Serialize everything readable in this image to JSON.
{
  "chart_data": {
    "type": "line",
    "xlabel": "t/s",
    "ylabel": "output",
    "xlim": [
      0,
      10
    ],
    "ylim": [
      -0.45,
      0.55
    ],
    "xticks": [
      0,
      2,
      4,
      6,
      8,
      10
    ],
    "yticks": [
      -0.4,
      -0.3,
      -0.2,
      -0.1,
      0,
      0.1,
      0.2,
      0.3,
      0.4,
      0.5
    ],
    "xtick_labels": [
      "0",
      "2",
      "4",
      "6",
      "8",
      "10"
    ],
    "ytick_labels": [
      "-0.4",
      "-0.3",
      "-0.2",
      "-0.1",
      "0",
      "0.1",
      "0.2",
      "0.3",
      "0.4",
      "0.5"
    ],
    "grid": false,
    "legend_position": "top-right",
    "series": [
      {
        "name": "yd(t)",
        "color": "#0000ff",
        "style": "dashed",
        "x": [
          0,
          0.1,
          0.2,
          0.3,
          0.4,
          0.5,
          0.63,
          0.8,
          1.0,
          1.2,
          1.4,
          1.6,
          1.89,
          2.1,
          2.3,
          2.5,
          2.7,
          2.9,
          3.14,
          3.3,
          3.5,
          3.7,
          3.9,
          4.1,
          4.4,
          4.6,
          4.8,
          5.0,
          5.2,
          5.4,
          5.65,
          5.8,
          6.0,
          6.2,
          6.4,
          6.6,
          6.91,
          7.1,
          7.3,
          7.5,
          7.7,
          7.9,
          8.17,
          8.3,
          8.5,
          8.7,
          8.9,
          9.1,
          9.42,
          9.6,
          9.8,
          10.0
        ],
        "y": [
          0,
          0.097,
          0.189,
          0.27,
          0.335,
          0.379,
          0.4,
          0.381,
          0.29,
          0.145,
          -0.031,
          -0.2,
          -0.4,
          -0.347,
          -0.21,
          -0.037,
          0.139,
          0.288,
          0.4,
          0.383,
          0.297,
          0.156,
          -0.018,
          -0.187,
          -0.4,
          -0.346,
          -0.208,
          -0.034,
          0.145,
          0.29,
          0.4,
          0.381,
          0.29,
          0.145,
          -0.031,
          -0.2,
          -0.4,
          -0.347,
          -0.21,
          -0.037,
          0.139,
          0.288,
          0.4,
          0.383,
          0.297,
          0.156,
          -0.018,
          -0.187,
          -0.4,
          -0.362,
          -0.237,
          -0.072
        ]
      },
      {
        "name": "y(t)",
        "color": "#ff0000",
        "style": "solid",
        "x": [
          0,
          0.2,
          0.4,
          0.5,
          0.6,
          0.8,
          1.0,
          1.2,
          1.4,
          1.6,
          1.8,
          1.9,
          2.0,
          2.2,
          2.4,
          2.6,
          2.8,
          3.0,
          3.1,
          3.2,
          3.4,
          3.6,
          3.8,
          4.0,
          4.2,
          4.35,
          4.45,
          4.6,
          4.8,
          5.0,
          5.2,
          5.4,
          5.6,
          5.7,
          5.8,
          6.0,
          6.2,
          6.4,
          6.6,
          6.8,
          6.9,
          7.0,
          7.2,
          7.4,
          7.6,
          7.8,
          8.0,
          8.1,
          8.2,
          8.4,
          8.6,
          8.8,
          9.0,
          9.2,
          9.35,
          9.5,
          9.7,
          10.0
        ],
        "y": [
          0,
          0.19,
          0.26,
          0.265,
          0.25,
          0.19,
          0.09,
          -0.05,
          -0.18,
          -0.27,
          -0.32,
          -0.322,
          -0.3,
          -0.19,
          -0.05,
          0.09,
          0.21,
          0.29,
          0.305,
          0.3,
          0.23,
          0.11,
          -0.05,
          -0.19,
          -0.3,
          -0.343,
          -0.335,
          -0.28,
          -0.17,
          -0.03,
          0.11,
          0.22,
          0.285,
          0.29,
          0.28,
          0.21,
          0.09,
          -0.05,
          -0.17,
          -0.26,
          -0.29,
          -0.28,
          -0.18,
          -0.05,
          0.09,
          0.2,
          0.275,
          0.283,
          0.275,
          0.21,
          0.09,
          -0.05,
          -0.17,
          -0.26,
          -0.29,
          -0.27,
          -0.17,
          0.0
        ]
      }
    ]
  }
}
+ + + +
Reproduce the material above without altering a single character.

Serialize everything readable in this image to JSON.
{
  "chart_data": {
    "type": "line",
    "xlabel": "t/s",
    "ylabel": "output",
    "xlim": [
      0,
      10
    ],
    "ylim": [
      -0.45,
      0.55
    ],
    "xticks": [
      0,
      2,
      4,
      6,
      8,
      10
    ],
    "yticks": [
      -0.4,
      -0.3,
      -0.2,
      -0.1,
      0,
      0.1,
      0.2,
      0.3,
      0.4,
      0.5
    ],
    "xtick_labels": [
      "0",
      "2",
      "4",
      "6",
      "8",
      "10"
    ],
    "ytick_labels": [
      "-0.4",
      "-0.3",
      "-0.2",
      "-0.1",
      "0",
      "0.1",
      "0.2",
      "0.3",
      "0.4",
      "0.5"
    ],
    "grid": false,
    "legend_position": "top-right",
    "series": [
      {
        "name": "yd(t)",
        "color": "#0000ff",
        "style": "dashed",
        "x": [
          0,
          0.1,
          0.2,
          0.3,
          0.4,
          0.5,
          0.63,
          0.8,
          1.0,
          1.2,
          1.4,
          1.6,
          1.89,
          2.1,
          2.3,
          2.5,
          2.7,
          2.9,
          3.14,
          3.3,
          3.5,
          3.7,
          3.9,
          4.1,
          4.4,
          4.6,
          4.8,
          5.0,
          5.2,
          5.4,
          5.65,
          5.8,
          6.0,
          6.2,
          6.4,
          6.6,
          6.91,
          7.1,
          7.3,
          7.5,
          7.7,
          7.9,
          8.17,
          8.3,
          8.5,
          8.7,
          8.9,
          9.1,
          9.42,
          9.6,
          9.8,
          10.0
        ],
        "y": [
          0,
          0.097,
          0.189,
          0.27,
          0.335,
          0.379,
          0.4,
          0.381,
          0.29,
          0.145,
          -0.031,
          -0.2,
          -0.4,
          -0.347,
          -0.21,
          -0.037,
          0.139,
          0.288,
          0.4,
          0.383,
          0.297,
          0.156,
          -0.018,
          -0.187,
          -0.4,
          -0.346,
          -0.208,
          -0.034,
          0.145,
          0.29,
          0.4,
          0.381,
          0.29,
          0.145,
          -0.031,
          -0.2,
          -0.4,
          -0.347,
          -0.21,
          -0.037,
          0.139,
          0.288,
          0.4,
          0.383,
          0.297,
          0.156,
          -0.018,
          -0.187,
          -0.4,
          -0.362,
          -0.237,
          -0.072
        ]
      },
      {
        "name": "y(t)",
        "color": "#ff0000",
        "style": "solid",
        "x": [
          0,
          0.2,
          0.4,
          0.5,
          0.6,
          0.8,
          1.0,
          1.2,
          1.4,
          1.6,
          1.8,
          1.9,
          2.0,
          2.2,
          2.4,
          2.6,
          2.8,
          3.0,
          3.1,
          3.2,
          3.4,
          3.6,
          3.8,
          4.0,
          4.2,
          4.35,
          4.45,
          4.6,
          4.8,
          5.0,
          5.2,
          5.4,
          5.6,
          5.7,
          5.8,
          6.0,
          6.2,
          6.4,
          6.6,
          6.8,
          6.9,
          7.0,
          7.2,
          7.4,
          7.6,
          7.8,
          8.0,
          8.1,
          8.2,
          8.4,
          8.6,
          8.8,
          9.0,
          9.2,
          9.35,
          9.5,
          9.7,
          10.0
        ],
        "y": [
          0,
          0.19,
          0.26,
          0.265,
          0.25,
          0.19,
          0.09,
          -0.05,
          -0.18,
          -0.27,
          -0.32,
          -0.322,
          -0.3,
          -0.19,
          -0.05,
          0.09,
          0.21,
          0.29,
          0.305,
          0.3,
          0.23,
          0.11,
          -0.05,
          -0.19,
          -0.3,
          -0.343,
          -0.335,
          -0.28,
          -0.17,
          -0.03,
          0.11,
          0.22,
          0.285,
          0.29,
          0.28,
          0.21,
          0.09,
          -0.05,
          -0.17,
          -0.26,
          -0.29,
          -0.28,
          -0.18,
          -0.05,
          0.09,
          0.2,
          0.275,
          0.283,
          0.275,
          0.21,
          0.09,
          -0.05,
          -0.17,
          -0.26,
          -0.29,
          -0.27,
          -0.17,
          0.0
        ]
      }
    ]
  }
}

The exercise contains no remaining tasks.